TEXT PASSAGE ::
--- begin ---
Section 6.03 Written Report. On an ongoing basis, but not less often than annually, the Adviser shall provide a written report summarizing the considerations used for selecting brokers, dealers and other counterparties in the Adviser’s purchases and sales of portfolio investments and analysis regarding “best execution,” taking into account the Adviser’s best execution policy (provided that the Adviser shall not be required to weigh any particular factor on an equal basis), as well as any “soft dollar” or similar arrangements that the Adviser maintains with brokers or dealers that execute transactions for the Company, and of all research and other services provided to the Adviser by a broker or dealer (whether prepared by such broker or dealer or by a third party) as a result, in whole or in part, of the direction of transactions for the Company by the Adviser to the broker or dealer.
--- end ---
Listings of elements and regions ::
--- begin ---
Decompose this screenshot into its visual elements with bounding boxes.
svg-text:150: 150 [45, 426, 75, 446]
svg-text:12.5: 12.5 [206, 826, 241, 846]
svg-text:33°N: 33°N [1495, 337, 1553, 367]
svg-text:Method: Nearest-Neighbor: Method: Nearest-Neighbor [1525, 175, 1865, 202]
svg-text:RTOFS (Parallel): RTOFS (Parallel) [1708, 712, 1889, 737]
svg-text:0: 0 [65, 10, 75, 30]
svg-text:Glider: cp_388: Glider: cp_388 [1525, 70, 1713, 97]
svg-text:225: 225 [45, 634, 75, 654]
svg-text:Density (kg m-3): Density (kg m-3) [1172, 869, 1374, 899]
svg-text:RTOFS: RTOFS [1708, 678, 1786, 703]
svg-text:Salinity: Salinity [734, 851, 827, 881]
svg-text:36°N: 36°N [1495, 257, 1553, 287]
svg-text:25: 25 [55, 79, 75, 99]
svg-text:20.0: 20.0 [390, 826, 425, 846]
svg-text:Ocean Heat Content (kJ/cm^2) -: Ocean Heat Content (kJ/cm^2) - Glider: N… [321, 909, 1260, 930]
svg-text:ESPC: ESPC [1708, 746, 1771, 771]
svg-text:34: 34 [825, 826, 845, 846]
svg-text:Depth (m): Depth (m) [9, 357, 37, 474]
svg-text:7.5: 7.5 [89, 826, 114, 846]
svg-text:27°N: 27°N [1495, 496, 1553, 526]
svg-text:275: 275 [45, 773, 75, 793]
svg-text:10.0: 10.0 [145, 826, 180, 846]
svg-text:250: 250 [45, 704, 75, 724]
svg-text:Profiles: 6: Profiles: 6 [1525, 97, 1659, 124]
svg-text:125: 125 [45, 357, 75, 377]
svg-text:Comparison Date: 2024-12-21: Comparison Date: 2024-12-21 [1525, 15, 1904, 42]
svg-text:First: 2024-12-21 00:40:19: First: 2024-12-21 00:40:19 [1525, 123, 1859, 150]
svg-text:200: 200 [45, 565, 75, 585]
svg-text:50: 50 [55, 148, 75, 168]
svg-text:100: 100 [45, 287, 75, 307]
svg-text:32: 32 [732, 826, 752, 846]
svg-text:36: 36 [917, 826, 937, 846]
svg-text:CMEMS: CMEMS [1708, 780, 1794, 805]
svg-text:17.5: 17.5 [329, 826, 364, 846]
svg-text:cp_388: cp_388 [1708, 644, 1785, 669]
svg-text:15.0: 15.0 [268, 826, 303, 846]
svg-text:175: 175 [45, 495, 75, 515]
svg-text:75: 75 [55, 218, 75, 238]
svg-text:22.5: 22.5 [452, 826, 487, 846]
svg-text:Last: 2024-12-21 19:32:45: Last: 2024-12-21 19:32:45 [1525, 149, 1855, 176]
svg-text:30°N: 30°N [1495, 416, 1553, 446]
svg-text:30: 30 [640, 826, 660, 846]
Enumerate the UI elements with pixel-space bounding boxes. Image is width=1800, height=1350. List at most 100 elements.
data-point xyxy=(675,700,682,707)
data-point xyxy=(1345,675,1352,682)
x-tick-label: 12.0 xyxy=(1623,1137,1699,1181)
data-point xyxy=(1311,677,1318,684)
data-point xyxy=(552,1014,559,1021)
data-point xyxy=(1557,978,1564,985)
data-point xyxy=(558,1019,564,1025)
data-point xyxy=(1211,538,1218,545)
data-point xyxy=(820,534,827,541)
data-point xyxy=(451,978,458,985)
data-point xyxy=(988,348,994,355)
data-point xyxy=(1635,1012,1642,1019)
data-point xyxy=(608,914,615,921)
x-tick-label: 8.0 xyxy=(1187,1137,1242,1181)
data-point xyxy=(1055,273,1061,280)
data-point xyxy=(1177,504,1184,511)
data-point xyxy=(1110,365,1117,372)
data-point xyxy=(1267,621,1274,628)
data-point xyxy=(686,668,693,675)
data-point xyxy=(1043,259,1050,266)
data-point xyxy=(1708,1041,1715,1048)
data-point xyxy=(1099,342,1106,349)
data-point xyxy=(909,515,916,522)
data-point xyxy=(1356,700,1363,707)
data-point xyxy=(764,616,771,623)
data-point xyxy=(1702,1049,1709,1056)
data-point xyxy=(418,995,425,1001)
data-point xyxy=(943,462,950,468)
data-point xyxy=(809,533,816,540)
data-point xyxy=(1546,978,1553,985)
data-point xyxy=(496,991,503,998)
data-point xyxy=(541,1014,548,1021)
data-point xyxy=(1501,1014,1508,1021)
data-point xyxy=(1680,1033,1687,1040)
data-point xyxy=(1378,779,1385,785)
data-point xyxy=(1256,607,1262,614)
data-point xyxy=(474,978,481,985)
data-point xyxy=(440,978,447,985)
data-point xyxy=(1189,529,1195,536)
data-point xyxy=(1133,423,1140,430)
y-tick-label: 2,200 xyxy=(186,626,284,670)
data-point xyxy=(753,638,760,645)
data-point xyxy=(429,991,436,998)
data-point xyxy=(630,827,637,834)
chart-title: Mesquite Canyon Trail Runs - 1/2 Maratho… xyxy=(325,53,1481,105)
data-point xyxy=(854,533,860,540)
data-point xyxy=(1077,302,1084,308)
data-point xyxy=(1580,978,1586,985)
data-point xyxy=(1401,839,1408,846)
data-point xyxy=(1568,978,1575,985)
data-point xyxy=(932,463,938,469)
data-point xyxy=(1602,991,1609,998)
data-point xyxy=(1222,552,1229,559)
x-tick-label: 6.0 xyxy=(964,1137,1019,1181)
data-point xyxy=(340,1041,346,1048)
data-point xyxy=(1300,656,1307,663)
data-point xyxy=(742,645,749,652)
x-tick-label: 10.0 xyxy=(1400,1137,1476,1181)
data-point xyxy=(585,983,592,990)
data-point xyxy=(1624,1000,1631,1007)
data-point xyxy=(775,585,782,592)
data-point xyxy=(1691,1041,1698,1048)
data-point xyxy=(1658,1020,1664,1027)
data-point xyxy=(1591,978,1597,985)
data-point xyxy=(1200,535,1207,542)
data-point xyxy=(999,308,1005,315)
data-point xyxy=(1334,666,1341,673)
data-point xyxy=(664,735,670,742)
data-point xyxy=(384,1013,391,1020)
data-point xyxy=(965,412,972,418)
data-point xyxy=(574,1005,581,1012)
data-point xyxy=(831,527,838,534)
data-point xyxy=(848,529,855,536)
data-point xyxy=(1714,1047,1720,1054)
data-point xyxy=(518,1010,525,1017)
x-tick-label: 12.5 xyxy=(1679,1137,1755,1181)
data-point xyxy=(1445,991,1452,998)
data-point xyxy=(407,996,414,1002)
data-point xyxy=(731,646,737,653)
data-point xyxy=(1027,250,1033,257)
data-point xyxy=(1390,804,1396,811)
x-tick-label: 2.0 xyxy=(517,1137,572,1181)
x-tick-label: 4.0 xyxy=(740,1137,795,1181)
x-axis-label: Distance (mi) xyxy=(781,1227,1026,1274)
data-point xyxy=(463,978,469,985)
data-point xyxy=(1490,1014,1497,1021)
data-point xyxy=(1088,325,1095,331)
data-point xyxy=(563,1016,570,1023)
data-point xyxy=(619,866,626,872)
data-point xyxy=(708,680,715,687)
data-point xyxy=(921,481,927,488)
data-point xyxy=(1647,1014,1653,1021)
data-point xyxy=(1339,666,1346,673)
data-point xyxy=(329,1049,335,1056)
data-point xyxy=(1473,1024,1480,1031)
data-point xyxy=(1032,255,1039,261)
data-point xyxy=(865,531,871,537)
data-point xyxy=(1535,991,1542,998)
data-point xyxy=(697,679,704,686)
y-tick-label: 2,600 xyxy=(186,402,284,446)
--- end ---
Reproduce the Section 6.03 passage between "Section 6.03 Written" and "broker or dealer.", inclusive. The lines were drawn from a different source than the Section 6.03 passage.

CORRECT ANSWER ::
Section 6.03 Written Report. On an ongoing basis, but not less often than annually, the Adviser shall provide a written report summarizing the considerations used for selecting brokers, dealers and other counterparties in the Adviser’s purchases and sales of portfolio investments and analysis regarding “best execution,” taking into account the Adviser’s best execution policy (provided that the Adviser shall not be required to weigh any particular factor on an equal basis), as well as any “soft dollar” or similar arrangements that the Adviser maintains with brokers or dealers that execute transactions for the Company, and of all research and other services provided to the Adviser by a broker or dealer (whether prepared by such broker or dealer or by a third party) as a result, in whole or in part, of the direction of transactions for the Company by the Adviser to the broker or dealer.